## Available records:
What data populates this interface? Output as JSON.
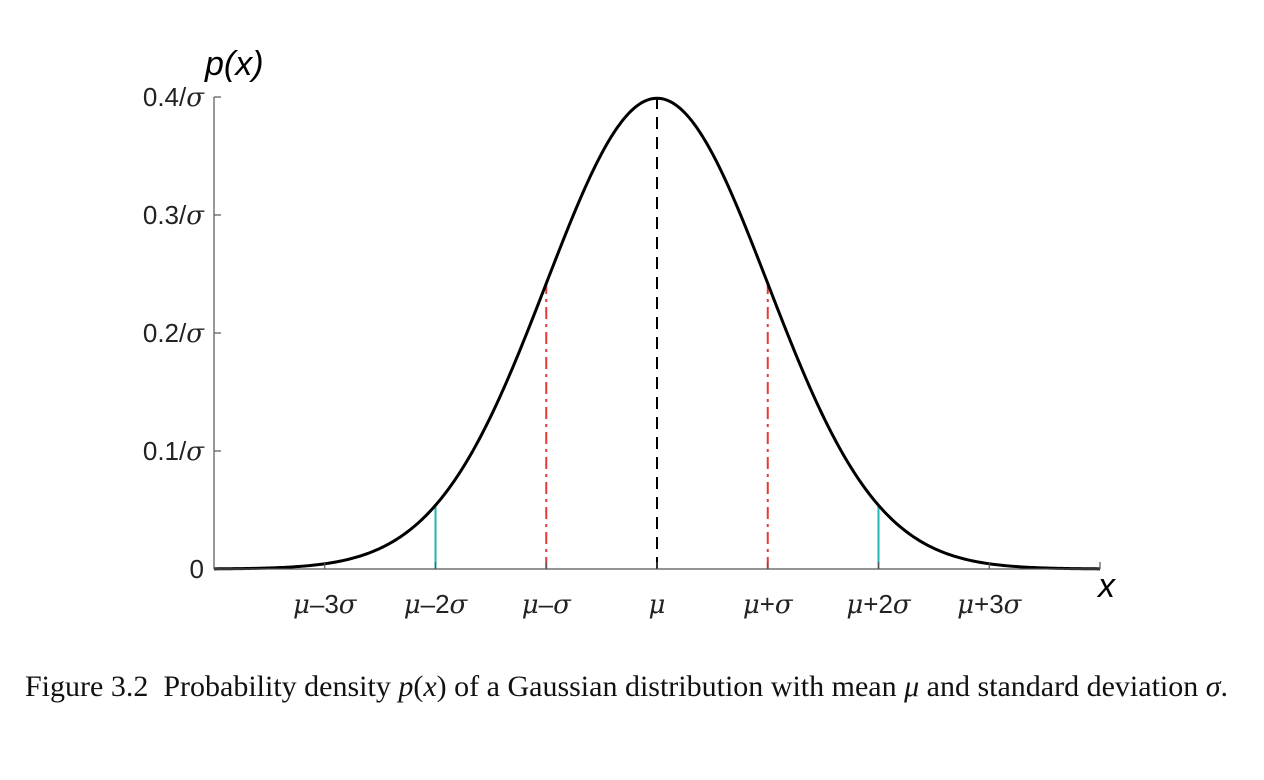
{
  "chart_data": {
    "type": "line",
    "series": [
      {
        "kind": "gaussian-pdf",
        "mean": 0,
        "sd": 1,
        "x_min": -4,
        "x_max": 4,
        "color": "#000000"
      }
    ],
    "xlabel": "x",
    "ylabel": "p(x)",
    "xlim": [
      -4,
      4
    ],
    "ylim": [
      0,
      0.4
    ],
    "x_ticks": [
      {
        "value": -3,
        "label": "μ–3σ"
      },
      {
        "value": -2,
        "label": "μ–2σ"
      },
      {
        "value": -1,
        "label": "μ–σ"
      },
      {
        "value": 0,
        "label": "μ"
      },
      {
        "value": 1,
        "label": "μ+σ"
      },
      {
        "value": 2,
        "label": "μ+2σ"
      },
      {
        "value": 3,
        "label": "μ+3σ"
      }
    ],
    "y_ticks": [
      {
        "value": 0,
        "label": "0"
      },
      {
        "value": 0.1,
        "label": "0.1/σ"
      },
      {
        "value": 0.2,
        "label": "0.2/σ"
      },
      {
        "value": 0.3,
        "label": "0.3/σ"
      },
      {
        "value": 0.4,
        "label": "0.4/σ"
      }
    ],
    "vertical_markers": [
      {
        "x": 0,
        "style": "dashed",
        "color": "#000000"
      },
      {
        "x": -1,
        "style": "dash-dot",
        "color": "#e53935"
      },
      {
        "x": 1,
        "style": "dash-dot",
        "color": "#e53935"
      },
      {
        "x": -2,
        "style": "solid",
        "color": "#26b5b5"
      },
      {
        "x": 2,
        "style": "solid",
        "color": "#26b5b5"
      }
    ],
    "grid": false
  },
  "caption": {
    "label": "Figure 3.2",
    "text_1": "Probability density ",
    "p": "p",
    "paren_open": "(",
    "x": "x",
    "paren_close": ")",
    "text_2": " of a Gaussian distribution with mean ",
    "mu": "μ",
    "text_3": " and standard deviation ",
    "sigma": "σ",
    "end": "."
  }
}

## Task goal:
Exactly as written, return every line of the listing, but not the pictures.

## Complete response:
What data populates this interface? Output as JSON.
{
  "chart_data": {
    "type": "line",
    "series": [
      {
        "kind": "gaussian-pdf",
        "mean": 0,
        "sd": 1,
        "x_min": -4,
        "x_max": 4,
        "color": "#000000"
      }
    ],
    "xlabel": "x",
    "ylabel": "p(x)",
    "xlim": [
      -4,
      4
    ],
    "ylim": [
      0,
      0.4
    ],
    "x_ticks": [
      {
        "value": -3,
        "label": "μ–3σ"
      },
      {
        "value": -2,
        "label": "μ–2σ"
      },
      {
        "value": -1,
        "label": "μ–σ"
      },
      {
        "value": 0,
        "label": "μ"
      },
      {
        "value": 1,
        "label": "μ+σ"
      },
      {
        "value": 2,
        "label": "μ+2σ"
      },
      {
        "value": 3,
        "label": "μ+3σ"
      }
    ],
    "y_ticks": [
      {
        "value": 0,
        "label": "0"
      },
      {
        "value": 0.1,
        "label": "0.1/σ"
      },
      {
        "value": 0.2,
        "label": "0.2/σ"
      },
      {
        "value": 0.3,
        "label": "0.3/σ"
      },
      {
        "value": 0.4,
        "label": "0.4/σ"
      }
    ],
    "vertical_markers": [
      {
        "x": 0,
        "style": "dashed",
        "color": "#000000"
      },
      {
        "x": -1,
        "style": "dash-dot",
        "color": "#e53935"
      },
      {
        "x": 1,
        "style": "dash-dot",
        "color": "#e53935"
      },
      {
        "x": -2,
        "style": "solid",
        "color": "#26b5b5"
      },
      {
        "x": 2,
        "style": "solid",
        "color": "#26b5b5"
      }
    ],
    "grid": false
  },
  "caption": {
    "label": "Figure 3.2",
    "text_1": "Probability density ",
    "p": "p",
    "paren_open": "(",
    "x": "x",
    "paren_close": ")",
    "text_2": " of a Gaussian distribution with mean ",
    "mu": "μ",
    "text_3": " and standard deviation ",
    "sigma": "σ",
    "end": "."
  }
}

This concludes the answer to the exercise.